--- start of RECORD EXCERPTS ---

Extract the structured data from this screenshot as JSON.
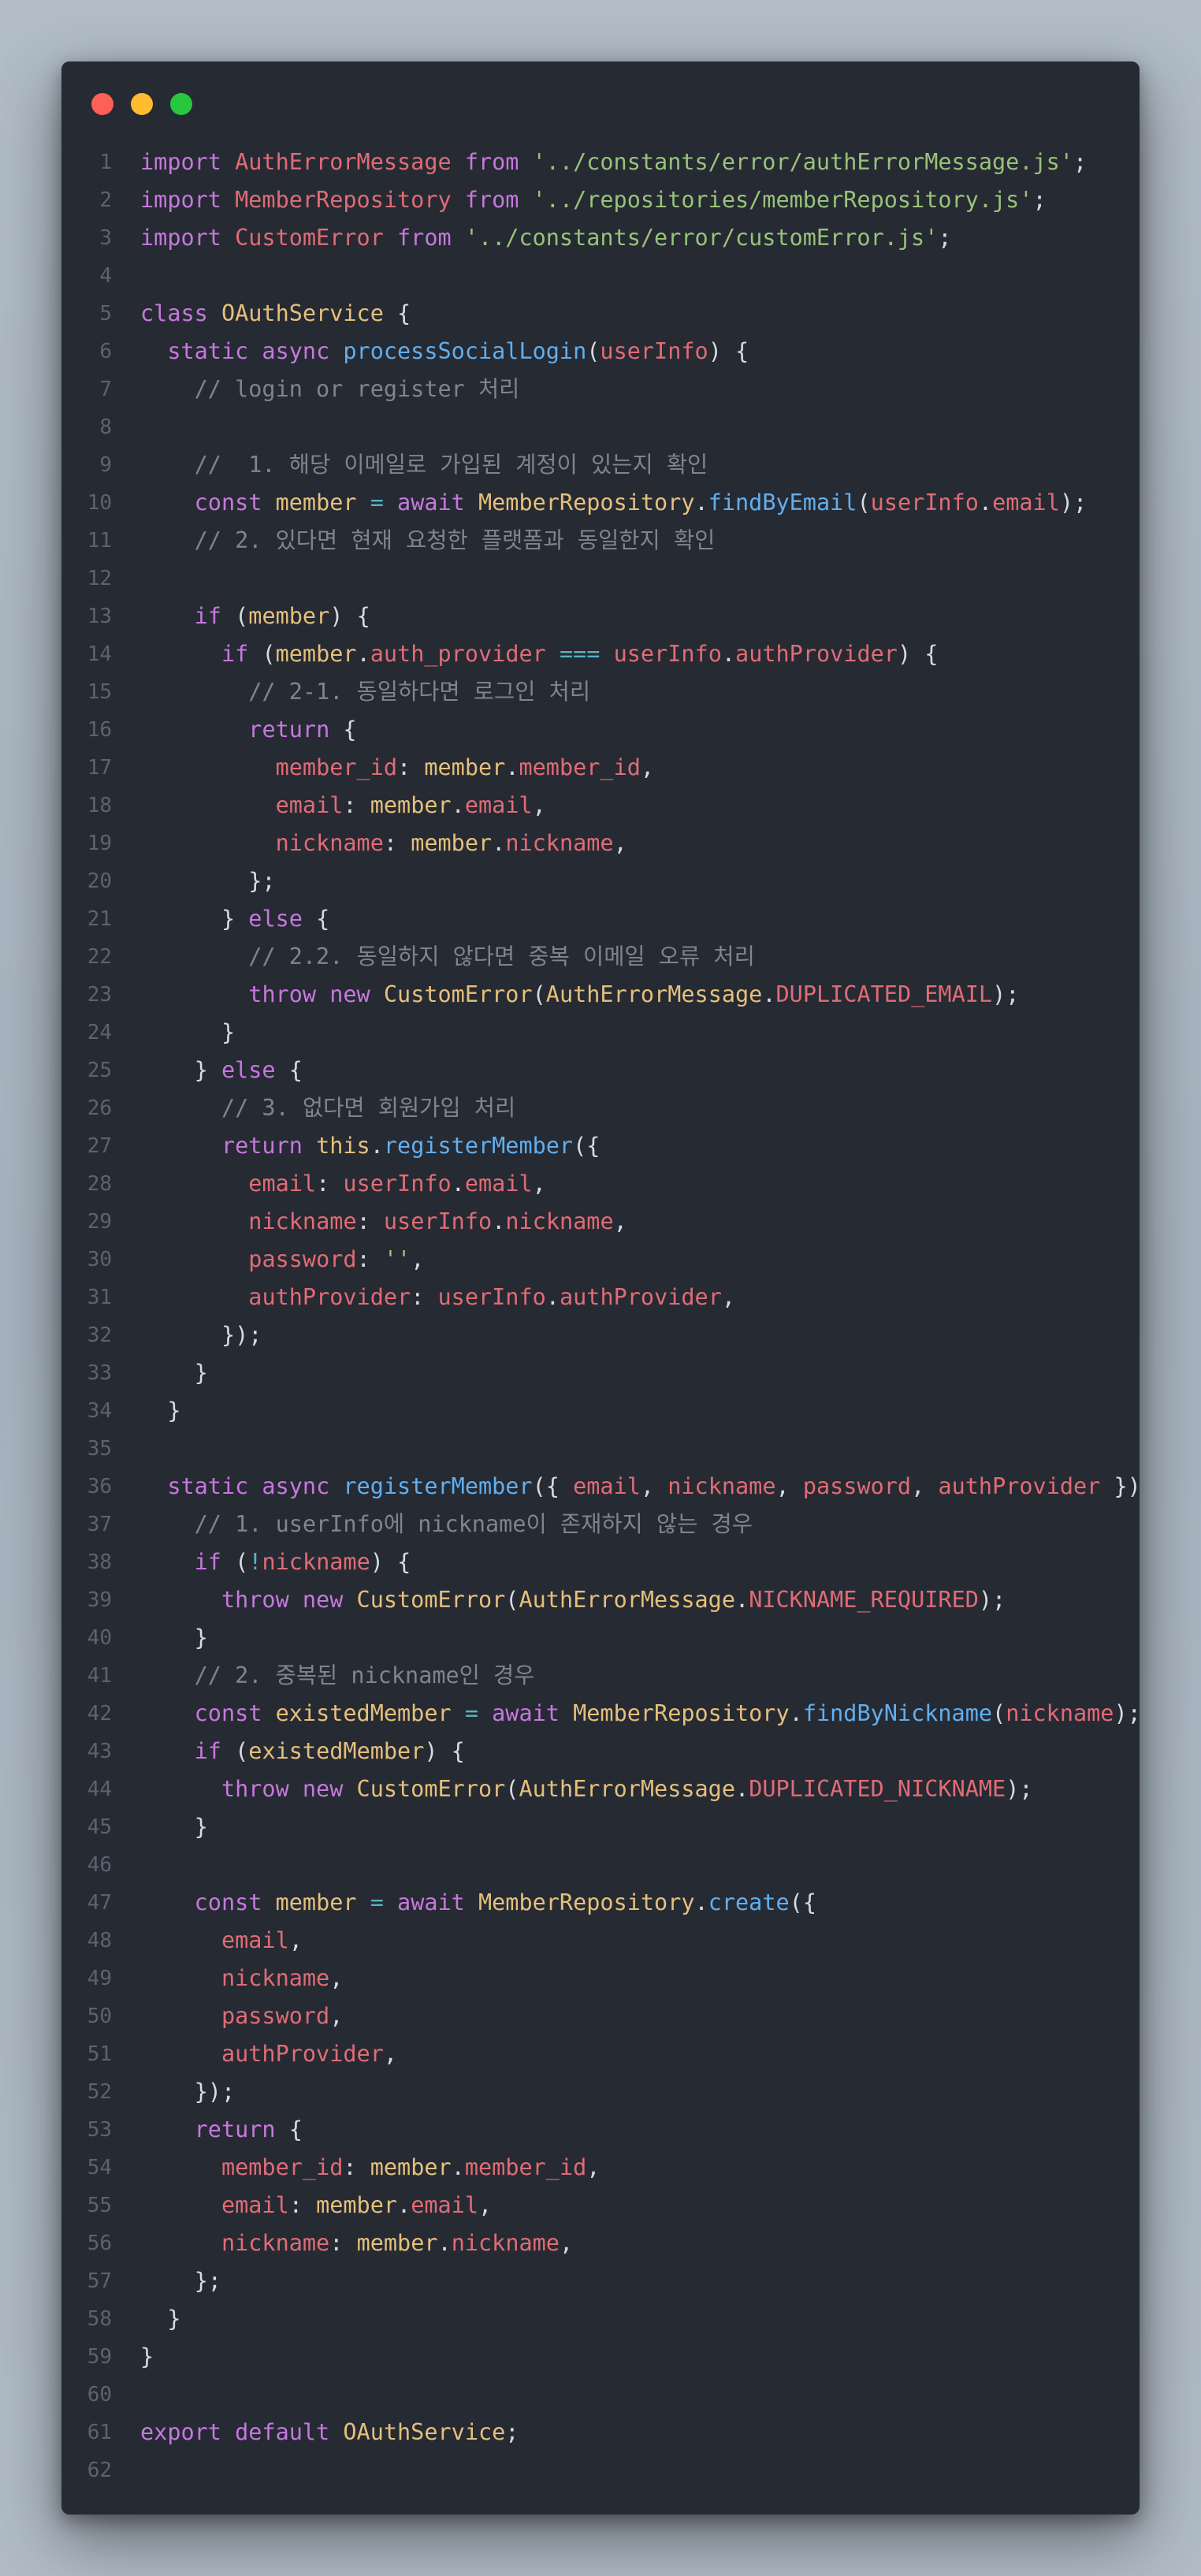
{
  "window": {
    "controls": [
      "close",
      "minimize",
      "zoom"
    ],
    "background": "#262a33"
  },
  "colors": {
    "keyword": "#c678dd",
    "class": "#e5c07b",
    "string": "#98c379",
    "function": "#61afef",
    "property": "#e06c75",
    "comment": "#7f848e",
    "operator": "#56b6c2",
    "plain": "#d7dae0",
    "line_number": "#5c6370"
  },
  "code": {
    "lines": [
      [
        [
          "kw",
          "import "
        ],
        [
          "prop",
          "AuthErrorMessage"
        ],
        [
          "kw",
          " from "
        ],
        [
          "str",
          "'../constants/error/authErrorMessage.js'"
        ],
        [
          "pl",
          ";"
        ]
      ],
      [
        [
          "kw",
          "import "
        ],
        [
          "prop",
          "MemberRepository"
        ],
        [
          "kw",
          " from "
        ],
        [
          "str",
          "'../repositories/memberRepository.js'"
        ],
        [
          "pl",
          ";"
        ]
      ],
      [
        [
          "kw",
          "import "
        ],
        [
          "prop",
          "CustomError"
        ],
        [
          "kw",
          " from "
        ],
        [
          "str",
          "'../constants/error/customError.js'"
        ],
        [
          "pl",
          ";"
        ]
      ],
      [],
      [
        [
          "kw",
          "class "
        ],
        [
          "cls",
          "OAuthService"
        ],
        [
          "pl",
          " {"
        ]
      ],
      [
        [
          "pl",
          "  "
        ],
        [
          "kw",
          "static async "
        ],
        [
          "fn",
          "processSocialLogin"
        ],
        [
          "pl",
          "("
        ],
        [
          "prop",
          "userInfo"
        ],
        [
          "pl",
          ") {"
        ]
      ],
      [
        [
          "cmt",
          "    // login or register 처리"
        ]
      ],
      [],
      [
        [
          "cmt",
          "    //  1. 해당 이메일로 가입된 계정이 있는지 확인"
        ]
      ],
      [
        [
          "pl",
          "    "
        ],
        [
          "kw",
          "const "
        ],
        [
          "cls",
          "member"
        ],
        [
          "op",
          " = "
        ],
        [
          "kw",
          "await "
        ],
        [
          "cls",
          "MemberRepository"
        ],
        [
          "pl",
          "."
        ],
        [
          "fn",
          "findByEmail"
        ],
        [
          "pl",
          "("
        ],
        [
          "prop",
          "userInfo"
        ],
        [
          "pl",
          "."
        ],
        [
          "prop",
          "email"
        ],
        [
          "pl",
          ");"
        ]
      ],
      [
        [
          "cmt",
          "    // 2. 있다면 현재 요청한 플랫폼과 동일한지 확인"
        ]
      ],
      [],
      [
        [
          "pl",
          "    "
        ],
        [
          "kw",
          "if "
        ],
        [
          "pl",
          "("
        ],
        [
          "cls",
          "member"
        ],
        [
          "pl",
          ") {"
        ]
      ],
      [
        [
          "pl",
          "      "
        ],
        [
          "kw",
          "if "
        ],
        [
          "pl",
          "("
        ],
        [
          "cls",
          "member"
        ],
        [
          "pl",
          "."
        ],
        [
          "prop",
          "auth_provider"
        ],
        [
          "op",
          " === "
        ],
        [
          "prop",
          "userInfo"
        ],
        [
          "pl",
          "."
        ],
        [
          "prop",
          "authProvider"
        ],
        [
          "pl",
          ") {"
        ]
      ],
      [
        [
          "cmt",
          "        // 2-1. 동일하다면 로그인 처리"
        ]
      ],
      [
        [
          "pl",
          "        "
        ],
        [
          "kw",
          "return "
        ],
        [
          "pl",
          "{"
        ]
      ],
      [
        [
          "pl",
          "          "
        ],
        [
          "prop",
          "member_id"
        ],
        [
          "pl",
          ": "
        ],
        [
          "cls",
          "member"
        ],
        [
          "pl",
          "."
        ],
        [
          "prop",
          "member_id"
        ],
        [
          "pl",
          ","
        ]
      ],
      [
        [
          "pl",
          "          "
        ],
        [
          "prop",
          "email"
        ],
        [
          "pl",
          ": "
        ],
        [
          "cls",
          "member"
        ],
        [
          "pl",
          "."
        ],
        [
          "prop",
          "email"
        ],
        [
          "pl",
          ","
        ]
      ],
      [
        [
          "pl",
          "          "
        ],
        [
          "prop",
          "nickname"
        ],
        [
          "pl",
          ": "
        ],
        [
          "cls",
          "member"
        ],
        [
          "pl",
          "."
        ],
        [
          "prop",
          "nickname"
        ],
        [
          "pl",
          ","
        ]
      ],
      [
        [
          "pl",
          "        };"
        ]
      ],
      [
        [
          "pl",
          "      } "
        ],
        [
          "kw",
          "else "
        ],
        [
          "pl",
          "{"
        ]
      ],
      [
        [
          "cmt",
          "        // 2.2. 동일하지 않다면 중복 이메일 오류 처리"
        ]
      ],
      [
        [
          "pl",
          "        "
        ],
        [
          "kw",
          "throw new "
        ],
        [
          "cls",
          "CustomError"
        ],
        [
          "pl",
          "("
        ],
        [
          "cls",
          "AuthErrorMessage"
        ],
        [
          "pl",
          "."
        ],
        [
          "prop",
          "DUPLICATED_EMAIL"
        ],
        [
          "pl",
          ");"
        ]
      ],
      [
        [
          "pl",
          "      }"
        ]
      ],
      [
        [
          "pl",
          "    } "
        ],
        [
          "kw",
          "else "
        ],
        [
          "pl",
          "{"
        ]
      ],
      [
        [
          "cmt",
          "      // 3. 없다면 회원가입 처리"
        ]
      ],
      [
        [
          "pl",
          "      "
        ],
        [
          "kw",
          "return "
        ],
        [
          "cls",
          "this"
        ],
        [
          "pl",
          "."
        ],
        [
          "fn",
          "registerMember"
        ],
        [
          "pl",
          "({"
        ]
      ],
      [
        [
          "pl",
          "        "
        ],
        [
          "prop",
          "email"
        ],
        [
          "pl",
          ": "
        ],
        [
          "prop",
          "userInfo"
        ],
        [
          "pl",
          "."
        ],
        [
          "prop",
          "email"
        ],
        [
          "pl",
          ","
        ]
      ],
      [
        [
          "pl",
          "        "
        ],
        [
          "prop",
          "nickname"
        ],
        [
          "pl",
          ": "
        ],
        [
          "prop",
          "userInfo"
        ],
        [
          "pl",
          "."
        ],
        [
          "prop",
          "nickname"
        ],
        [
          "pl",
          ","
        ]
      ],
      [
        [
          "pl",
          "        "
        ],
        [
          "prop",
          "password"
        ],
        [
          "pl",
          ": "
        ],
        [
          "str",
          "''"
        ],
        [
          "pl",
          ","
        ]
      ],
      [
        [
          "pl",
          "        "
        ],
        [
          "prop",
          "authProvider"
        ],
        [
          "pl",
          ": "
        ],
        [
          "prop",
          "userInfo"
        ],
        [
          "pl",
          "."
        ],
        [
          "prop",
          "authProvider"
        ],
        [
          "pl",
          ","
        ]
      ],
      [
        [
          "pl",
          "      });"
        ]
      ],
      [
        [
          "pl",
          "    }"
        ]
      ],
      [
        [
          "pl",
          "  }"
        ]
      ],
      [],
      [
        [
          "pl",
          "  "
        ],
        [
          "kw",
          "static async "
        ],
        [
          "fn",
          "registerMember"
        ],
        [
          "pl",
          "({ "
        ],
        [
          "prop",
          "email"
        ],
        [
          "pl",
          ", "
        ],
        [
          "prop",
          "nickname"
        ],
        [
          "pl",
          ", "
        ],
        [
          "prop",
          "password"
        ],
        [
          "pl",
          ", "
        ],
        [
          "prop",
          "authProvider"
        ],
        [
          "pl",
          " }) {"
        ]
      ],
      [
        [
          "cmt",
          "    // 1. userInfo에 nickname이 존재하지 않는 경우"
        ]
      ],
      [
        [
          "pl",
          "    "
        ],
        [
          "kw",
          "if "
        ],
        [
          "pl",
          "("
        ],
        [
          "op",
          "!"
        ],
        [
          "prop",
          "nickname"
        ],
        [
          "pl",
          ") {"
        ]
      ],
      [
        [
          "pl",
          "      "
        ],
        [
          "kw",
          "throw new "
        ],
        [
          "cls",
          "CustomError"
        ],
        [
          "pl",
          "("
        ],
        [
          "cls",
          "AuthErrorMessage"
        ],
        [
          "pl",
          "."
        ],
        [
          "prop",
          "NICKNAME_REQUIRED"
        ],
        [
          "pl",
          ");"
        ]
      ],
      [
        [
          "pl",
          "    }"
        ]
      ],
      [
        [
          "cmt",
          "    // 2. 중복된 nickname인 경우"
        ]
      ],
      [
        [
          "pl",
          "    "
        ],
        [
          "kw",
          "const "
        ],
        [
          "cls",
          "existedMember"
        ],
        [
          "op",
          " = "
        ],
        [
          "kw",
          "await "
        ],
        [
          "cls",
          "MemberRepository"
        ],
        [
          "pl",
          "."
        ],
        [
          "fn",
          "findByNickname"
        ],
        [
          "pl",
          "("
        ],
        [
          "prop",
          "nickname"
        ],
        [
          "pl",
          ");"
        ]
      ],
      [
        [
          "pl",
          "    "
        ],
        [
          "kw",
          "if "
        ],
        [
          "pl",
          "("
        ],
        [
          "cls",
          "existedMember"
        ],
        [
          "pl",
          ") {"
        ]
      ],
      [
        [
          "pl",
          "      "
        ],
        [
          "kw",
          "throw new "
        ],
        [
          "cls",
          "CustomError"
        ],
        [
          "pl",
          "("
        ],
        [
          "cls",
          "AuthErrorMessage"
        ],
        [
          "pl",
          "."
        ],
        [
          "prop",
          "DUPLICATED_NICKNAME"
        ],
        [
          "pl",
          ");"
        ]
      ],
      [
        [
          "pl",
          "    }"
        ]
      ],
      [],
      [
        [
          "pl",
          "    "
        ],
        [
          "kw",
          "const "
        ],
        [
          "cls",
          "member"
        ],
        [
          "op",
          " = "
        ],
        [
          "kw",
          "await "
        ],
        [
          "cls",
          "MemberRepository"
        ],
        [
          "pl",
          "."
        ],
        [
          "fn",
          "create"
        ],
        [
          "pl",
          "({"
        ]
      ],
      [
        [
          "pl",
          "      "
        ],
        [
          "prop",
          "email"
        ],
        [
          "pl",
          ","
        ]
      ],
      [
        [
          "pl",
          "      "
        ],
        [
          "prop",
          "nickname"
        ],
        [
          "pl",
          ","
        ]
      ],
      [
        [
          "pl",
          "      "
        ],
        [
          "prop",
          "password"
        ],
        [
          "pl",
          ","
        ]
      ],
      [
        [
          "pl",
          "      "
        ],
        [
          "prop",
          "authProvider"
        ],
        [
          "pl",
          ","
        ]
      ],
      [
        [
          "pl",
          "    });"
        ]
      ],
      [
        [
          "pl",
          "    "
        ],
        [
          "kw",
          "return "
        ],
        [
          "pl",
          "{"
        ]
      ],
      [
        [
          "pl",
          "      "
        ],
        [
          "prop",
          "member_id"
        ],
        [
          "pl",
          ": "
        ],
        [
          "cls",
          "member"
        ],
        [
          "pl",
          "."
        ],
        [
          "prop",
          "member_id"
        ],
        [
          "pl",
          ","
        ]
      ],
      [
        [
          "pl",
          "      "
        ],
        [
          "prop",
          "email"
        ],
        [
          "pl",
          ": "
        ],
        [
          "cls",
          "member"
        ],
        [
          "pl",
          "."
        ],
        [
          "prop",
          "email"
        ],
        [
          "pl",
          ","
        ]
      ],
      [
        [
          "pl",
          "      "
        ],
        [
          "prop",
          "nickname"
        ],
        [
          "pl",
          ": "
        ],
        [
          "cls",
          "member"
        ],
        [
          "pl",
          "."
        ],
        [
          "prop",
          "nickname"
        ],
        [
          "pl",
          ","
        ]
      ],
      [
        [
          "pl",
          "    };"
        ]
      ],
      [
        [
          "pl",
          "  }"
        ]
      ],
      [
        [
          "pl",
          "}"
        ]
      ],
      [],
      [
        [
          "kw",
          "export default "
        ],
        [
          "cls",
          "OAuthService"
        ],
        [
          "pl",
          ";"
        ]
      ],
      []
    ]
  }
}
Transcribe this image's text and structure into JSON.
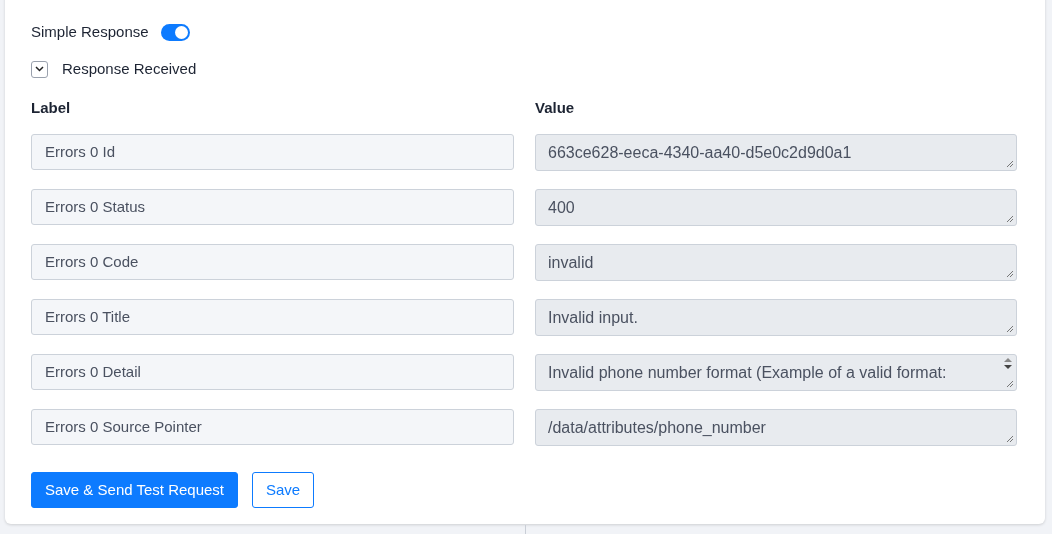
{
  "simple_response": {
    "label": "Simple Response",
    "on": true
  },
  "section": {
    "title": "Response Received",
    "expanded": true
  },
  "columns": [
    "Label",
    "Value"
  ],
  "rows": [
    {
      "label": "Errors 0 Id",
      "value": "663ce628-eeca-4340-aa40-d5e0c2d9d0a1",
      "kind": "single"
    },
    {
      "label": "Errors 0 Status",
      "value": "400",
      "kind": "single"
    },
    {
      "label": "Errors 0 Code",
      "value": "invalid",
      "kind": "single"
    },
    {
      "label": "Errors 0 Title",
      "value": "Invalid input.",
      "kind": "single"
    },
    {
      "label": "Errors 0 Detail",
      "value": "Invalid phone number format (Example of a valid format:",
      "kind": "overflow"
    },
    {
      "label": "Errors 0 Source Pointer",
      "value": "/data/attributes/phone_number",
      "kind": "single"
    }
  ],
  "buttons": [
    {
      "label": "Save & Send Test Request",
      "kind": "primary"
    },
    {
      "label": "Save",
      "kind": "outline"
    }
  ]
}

--- end of RECORD EXCERPTS ---

§ **INSTRUCTION**
Give back, word for word, the lines from the line that contains "Transcribe this image's" through the last line of the records, with no pictures and nothing else.

§ **EXERCISE SOLUTION**
Transcribe this image's text and structure into JSON.
{
  "simple_response": {
    "label": "Simple Response",
    "on": true
  },
  "section": {
    "title": "Response Received",
    "expanded": true
  },
  "columns": [
    "Label",
    "Value"
  ],
  "rows": [
    {
      "label": "Errors 0 Id",
      "value": "663ce628-eeca-4340-aa40-d5e0c2d9d0a1",
      "kind": "single"
    },
    {
      "label": "Errors 0 Status",
      "value": "400",
      "kind": "single"
    },
    {
      "label": "Errors 0 Code",
      "value": "invalid",
      "kind": "single"
    },
    {
      "label": "Errors 0 Title",
      "value": "Invalid input.",
      "kind": "single"
    },
    {
      "label": "Errors 0 Detail",
      "value": "Invalid phone number format (Example of a valid format:",
      "kind": "overflow"
    },
    {
      "label": "Errors 0 Source Pointer",
      "value": "/data/attributes/phone_number",
      "kind": "single"
    }
  ],
  "buttons": [
    {
      "label": "Save & Send Test Request",
      "kind": "primary"
    },
    {
      "label": "Save",
      "kind": "outline"
    }
  ]
}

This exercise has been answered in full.